Data:
****************

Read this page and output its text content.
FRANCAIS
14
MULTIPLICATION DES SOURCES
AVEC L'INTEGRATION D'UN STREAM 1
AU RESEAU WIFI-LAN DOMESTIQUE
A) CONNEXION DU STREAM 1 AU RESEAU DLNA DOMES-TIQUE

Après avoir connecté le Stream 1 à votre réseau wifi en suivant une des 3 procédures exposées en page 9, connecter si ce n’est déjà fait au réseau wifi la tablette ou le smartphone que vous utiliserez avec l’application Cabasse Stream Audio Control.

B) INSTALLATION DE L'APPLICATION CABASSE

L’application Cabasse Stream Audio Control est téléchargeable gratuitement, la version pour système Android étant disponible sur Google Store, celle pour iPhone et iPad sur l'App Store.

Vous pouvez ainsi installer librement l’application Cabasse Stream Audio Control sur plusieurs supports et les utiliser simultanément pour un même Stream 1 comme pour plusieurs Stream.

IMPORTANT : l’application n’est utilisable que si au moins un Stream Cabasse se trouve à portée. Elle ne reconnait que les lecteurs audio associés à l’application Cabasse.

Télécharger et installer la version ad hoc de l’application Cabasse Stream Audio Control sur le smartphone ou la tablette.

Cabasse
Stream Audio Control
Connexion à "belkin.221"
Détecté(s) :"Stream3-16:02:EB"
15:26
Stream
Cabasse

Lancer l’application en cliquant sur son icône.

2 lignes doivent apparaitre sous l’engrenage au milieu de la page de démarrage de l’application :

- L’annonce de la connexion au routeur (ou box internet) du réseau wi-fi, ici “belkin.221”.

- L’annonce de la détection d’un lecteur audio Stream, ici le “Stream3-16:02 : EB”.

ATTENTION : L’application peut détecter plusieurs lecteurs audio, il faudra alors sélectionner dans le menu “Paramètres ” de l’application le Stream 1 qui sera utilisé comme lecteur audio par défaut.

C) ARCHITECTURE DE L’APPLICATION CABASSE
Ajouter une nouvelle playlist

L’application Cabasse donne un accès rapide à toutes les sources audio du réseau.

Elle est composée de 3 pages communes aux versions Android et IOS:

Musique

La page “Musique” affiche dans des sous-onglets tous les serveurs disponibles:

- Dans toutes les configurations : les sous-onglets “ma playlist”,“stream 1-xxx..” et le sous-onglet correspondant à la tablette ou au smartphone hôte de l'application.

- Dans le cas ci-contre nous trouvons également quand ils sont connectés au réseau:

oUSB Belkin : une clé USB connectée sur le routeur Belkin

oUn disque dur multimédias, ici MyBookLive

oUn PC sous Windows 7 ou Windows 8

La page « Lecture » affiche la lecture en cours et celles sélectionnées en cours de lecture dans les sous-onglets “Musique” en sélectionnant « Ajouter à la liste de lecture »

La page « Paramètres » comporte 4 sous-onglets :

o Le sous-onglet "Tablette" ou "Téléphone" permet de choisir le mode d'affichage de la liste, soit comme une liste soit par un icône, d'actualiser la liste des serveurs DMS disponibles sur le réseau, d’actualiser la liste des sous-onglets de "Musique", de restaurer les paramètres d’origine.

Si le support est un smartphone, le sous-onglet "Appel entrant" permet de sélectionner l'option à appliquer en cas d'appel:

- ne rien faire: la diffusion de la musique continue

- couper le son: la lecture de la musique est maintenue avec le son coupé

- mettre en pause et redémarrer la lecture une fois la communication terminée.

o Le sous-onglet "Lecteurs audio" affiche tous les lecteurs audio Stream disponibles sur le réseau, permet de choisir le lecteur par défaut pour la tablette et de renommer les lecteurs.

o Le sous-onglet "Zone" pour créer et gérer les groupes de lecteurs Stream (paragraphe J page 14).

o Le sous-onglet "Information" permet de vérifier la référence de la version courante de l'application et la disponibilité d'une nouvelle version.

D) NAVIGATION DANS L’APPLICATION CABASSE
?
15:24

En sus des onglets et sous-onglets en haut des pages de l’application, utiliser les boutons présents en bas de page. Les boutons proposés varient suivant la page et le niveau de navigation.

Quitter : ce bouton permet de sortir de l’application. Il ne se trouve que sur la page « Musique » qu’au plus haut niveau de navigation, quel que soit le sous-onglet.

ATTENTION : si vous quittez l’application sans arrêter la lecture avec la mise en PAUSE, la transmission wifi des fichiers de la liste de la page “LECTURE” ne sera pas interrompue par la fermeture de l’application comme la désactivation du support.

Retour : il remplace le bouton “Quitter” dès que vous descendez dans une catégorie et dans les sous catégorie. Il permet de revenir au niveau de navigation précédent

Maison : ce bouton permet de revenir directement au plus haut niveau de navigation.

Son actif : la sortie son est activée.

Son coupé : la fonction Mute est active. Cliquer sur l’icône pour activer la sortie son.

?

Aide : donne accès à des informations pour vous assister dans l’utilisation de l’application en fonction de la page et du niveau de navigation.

****************

Set task: Gather every line from the listing above in which the word "coupé" appears.

Solution for this task:
- couper le son: la lecture de la musique est maintenue avec le son coupé
Son coupé : la fonction Mute est active. Cliquer sur l’icône pour activer la sortie son.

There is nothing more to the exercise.